AIM OF THE TASK » Beneath this task is a listing; retype all of it exactly.

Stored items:
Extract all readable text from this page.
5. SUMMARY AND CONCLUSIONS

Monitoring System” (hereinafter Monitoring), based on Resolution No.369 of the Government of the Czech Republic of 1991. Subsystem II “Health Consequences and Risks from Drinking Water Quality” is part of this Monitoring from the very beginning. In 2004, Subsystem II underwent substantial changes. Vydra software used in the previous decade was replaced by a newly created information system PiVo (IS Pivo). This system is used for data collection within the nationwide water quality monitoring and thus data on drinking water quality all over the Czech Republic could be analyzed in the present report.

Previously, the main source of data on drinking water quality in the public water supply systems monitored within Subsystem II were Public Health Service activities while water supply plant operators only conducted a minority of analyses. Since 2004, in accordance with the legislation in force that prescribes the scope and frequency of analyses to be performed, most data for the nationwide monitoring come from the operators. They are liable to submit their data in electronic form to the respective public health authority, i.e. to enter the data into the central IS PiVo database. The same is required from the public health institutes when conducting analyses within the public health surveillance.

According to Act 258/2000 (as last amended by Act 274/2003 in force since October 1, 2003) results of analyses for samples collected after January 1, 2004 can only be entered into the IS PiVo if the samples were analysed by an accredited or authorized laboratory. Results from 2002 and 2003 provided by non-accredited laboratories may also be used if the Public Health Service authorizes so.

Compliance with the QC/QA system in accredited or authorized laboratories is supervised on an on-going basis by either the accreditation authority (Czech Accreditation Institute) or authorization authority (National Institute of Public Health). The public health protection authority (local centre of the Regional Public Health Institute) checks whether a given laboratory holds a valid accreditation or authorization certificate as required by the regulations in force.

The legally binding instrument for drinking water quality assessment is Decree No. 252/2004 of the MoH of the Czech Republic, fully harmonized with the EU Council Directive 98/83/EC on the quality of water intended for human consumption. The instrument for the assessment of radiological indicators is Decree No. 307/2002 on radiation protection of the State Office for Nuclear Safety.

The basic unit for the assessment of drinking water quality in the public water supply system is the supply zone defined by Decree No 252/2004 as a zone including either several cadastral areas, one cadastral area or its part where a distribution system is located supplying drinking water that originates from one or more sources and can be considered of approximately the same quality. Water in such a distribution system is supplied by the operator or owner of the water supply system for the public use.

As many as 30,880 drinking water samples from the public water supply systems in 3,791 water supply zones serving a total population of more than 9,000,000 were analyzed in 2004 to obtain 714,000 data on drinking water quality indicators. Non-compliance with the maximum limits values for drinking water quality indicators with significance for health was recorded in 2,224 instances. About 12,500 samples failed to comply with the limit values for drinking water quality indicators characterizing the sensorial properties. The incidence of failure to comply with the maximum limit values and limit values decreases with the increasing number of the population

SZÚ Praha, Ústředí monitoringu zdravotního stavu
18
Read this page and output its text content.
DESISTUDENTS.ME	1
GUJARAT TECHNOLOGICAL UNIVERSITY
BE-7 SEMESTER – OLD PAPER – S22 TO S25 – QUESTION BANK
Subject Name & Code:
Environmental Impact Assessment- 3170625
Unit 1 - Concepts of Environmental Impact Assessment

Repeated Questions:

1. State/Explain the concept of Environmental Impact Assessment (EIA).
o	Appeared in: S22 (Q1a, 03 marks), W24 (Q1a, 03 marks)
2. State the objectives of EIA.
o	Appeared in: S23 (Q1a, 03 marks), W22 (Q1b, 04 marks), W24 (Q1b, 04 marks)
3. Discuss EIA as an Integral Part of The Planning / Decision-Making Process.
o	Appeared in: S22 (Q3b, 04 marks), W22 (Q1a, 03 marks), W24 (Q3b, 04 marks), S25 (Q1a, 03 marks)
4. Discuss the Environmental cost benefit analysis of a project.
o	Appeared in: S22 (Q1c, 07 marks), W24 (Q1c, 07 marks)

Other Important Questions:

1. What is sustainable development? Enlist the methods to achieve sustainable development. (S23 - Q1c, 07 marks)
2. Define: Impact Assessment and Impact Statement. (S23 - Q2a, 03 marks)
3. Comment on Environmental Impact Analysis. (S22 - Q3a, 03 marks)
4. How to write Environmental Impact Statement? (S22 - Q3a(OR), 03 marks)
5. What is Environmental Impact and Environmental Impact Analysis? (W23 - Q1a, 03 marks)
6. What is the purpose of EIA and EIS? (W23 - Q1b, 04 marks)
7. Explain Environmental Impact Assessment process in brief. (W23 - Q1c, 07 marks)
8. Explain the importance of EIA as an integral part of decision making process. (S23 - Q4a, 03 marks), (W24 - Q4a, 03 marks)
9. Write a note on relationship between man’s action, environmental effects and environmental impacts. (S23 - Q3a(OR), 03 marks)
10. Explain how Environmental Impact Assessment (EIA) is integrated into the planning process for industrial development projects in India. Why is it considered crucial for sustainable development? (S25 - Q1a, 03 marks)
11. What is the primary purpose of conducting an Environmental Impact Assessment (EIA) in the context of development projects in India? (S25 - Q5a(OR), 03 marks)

SOLUTION TO THE EXERCISE »
Extract all readable text from this page.
5. SUMMARY AND CONCLUSIONS

Monitoring System” (hereinafter Monitoring), based on Resolution No.369 of the Government of the Czech Republic of 1991. Subsystem II “Health Consequences and Risks from Drinking Water Quality” is part of this Monitoring from the very beginning. In 2004, Subsystem II underwent substantial changes. Vydra software used in the previous decade was replaced by a newly created information system PiVo (IS Pivo). This system is used for data collection within the nationwide water quality monitoring and thus data on drinking water quality all over the Czech Republic could be analyzed in the present report.

Previously, the main source of data on drinking water quality in the public water supply systems monitored within Subsystem II were Public Health Service activities while water supply plant operators only conducted a minority of analyses. Since 2004, in accordance with the legislation in force that prescribes the scope and frequency of analyses to be performed, most data for the nationwide monitoring come from the operators. They are liable to submit their data in electronic form to the respective public health authority, i.e. to enter the data into the central IS PiVo database. The same is required from the public health institutes when conducting analyses within the public health surveillance.

According to Act 258/2000 (as last amended by Act 274/2003 in force since October 1, 2003) results of analyses for samples collected after January 1, 2004 can only be entered into the IS PiVo if the samples were analysed by an accredited or authorized laboratory. Results from 2002 and 2003 provided by non-accredited laboratories may also be used if the Public Health Service authorizes so.

Compliance with the QC/QA system in accredited or authorized laboratories is supervised on an on-going basis by either the accreditation authority (Czech Accreditation Institute) or authorization authority (National Institute of Public Health). The public health protection authority (local centre of the Regional Public Health Institute) checks whether a given laboratory holds a valid accreditation or authorization certificate as required by the regulations in force.

The legally binding instrument for drinking water quality assessment is Decree No. 252/2004 of the MoH of the Czech Republic, fully harmonized with the EU Council Directive 98/83/EC on the quality of water intended for human consumption. The instrument for the assessment of radiological indicators is Decree No. 307/2002 on radiation protection of the State Office for Nuclear Safety.

The basic unit for the assessment of drinking water quality in the public water supply system is the supply zone defined by Decree No 252/2004 as a zone including either several cadastral areas, one cadastral area or its part where a distribution system is located supplying drinking water that originates from one or more sources and can be considered of approximately the same quality. Water in such a distribution system is supplied by the operator or owner of the water supply system for the public use.

As many as 30,880 drinking water samples from the public water supply systems in 3,791 water supply zones serving a total population of more than 9,000,000 were analyzed in 2004 to obtain 714,000 data on drinking water quality indicators. Non-compliance with the maximum limits values for drinking water quality indicators with significance for health was recorded in 2,224 instances. About 12,500 samples failed to comply with the limit values for drinking water quality indicators characterizing the sensorial properties. The incidence of failure to comply with the maximum limit values and limit values decreases with the increasing number of the population

SZÚ Praha, Ústředí monitoringu zdravotního stavu
18
Read this page and output its text content.
DESISTUDENTS.ME	1
GUJARAT TECHNOLOGICAL UNIVERSITY
BE-7 SEMESTER – OLD PAPER – S22 TO S25 – QUESTION BANK
Subject Name & Code:
Environmental Impact Assessment- 3170625
Unit 1 - Concepts of Environmental Impact Assessment

Repeated Questions:

1. State/Explain the concept of Environmental Impact Assessment (EIA).
o	Appeared in: S22 (Q1a, 03 marks), W24 (Q1a, 03 marks)
2. State the objectives of EIA.
o	Appeared in: S23 (Q1a, 03 marks), W22 (Q1b, 04 marks), W24 (Q1b, 04 marks)
3. Discuss EIA as an Integral Part of The Planning / Decision-Making Process.
o	Appeared in: S22 (Q3b, 04 marks), W22 (Q1a, 03 marks), W24 (Q3b, 04 marks), S25 (Q1a, 03 marks)
4. Discuss the Environmental cost benefit analysis of a project.
o	Appeared in: S22 (Q1c, 07 marks), W24 (Q1c, 07 marks)

Other Important Questions:

1. What is sustainable development? Enlist the methods to achieve sustainable development. (S23 - Q1c, 07 marks)
2. Define: Impact Assessment and Impact Statement. (S23 - Q2a, 03 marks)
3. Comment on Environmental Impact Analysis. (S22 - Q3a, 03 marks)
4. How to write Environmental Impact Statement? (S22 - Q3a(OR), 03 marks)
5. What is Environmental Impact and Environmental Impact Analysis? (W23 - Q1a, 03 marks)
6. What is the purpose of EIA and EIS? (W23 - Q1b, 04 marks)
7. Explain Environmental Impact Assessment process in brief. (W23 - Q1c, 07 marks)
8. Explain the importance of EIA as an integral part of decision making process. (S23 - Q4a, 03 marks), (W24 - Q4a, 03 marks)
9. Write a note on relationship between man’s action, environmental effects and environmental impacts. (S23 - Q3a(OR), 03 marks)
10. Explain how Environmental Impact Assessment (EIA) is integrated into the planning process for industrial development projects in India. Why is it considered crucial for sustainable development? (S25 - Q1a, 03 marks)
11. What is the primary purpose of conducting an Environmental Impact Assessment (EIA) in the context of development projects in India? (S25 - Q5a(OR), 03 marks)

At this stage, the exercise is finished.